TO DO | Print all of the data exactly.

INFORMATION PROVIDED |

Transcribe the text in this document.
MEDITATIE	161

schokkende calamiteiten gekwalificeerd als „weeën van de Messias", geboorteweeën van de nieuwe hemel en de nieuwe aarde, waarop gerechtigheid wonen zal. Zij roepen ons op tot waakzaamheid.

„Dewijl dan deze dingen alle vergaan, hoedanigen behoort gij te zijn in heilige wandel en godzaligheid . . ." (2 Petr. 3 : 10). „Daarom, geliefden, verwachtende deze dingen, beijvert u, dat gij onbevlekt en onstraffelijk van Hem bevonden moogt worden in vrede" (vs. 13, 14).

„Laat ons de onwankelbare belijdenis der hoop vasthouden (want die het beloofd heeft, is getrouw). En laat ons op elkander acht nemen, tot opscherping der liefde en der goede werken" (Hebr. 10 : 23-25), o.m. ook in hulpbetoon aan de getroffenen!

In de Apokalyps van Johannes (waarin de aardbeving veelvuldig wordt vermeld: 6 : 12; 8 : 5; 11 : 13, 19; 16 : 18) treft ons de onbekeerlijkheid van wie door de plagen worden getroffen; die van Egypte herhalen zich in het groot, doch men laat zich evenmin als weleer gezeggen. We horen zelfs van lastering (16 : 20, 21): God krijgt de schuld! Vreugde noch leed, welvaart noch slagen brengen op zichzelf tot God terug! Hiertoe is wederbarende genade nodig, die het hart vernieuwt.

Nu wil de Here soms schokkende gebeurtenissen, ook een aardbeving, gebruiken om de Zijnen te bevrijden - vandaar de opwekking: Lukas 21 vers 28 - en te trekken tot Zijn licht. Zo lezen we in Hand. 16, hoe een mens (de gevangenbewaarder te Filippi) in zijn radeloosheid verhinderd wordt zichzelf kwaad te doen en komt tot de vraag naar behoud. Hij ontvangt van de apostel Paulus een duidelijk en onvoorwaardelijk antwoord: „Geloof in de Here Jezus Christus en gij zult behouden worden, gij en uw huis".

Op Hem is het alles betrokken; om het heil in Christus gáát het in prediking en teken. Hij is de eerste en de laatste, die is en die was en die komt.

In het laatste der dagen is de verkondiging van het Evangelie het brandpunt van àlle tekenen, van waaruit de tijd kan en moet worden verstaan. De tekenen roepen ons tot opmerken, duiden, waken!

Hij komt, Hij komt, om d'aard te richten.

RESULT OF THIS EXERCISE |
Transcribe the text in this document.
MEDITATIE	161

schokkende calamiteiten gekwalificeerd als „weeën van de Messias", geboorteweeën van de nieuwe hemel en de nieuwe aarde, waarop gerechtigheid wonen zal. Zij roepen ons op tot waakzaamheid.

„Dewijl dan deze dingen alle vergaan, hoedanigen behoort gij te zijn in heilige wandel en godzaligheid . . ." (2 Petr. 3 : 10). „Daarom, geliefden, verwachtende deze dingen, beijvert u, dat gij onbevlekt en onstraffelijk van Hem bevonden moogt worden in vrede" (vs. 13, 14).

„Laat ons de onwankelbare belijdenis der hoop vasthouden (want die het beloofd heeft, is getrouw). En laat ons op elkander acht nemen, tot opscherping der liefde en der goede werken" (Hebr. 10 : 23-25), o.m. ook in hulpbetoon aan de getroffenen!

In de Apokalyps van Johannes (waarin de aardbeving veelvuldig wordt vermeld: 6 : 12; 8 : 5; 11 : 13, 19; 16 : 18) treft ons de onbekeerlijkheid van wie door de plagen worden getroffen; die van Egypte herhalen zich in het groot, doch men laat zich evenmin als weleer gezeggen. We horen zelfs van lastering (16 : 20, 21): God krijgt de schuld! Vreugde noch leed, welvaart noch slagen brengen op zichzelf tot God terug! Hiertoe is wederbarende genade nodig, die het hart vernieuwt.

Nu wil de Here soms schokkende gebeurtenissen, ook een aardbeving, gebruiken om de Zijnen te bevrijden - vandaar de opwekking: Lukas 21 vers 28 - en te trekken tot Zijn licht. Zo lezen we in Hand. 16, hoe een mens (de gevangenbewaarder te Filippi) in zijn radeloosheid verhinderd wordt zichzelf kwaad te doen en komt tot de vraag naar behoud. Hij ontvangt van de apostel Paulus een duidelijk en onvoorwaardelijk antwoord: „Geloof in de Here Jezus Christus en gij zult behouden worden, gij en uw huis".

Op Hem is het alles betrokken; om het heil in Christus gáát het in prediking en teken. Hij is de eerste en de laatste, die is en die was en die komt.

In het laatste der dagen is de verkondiging van het Evangelie het brandpunt van àlle tekenen, van waaruit de tijd kan en moet worden verstaan. De tekenen roepen ons tot opmerken, duiden, waken!

Hij komt, Hij komt, om d'aard te richten.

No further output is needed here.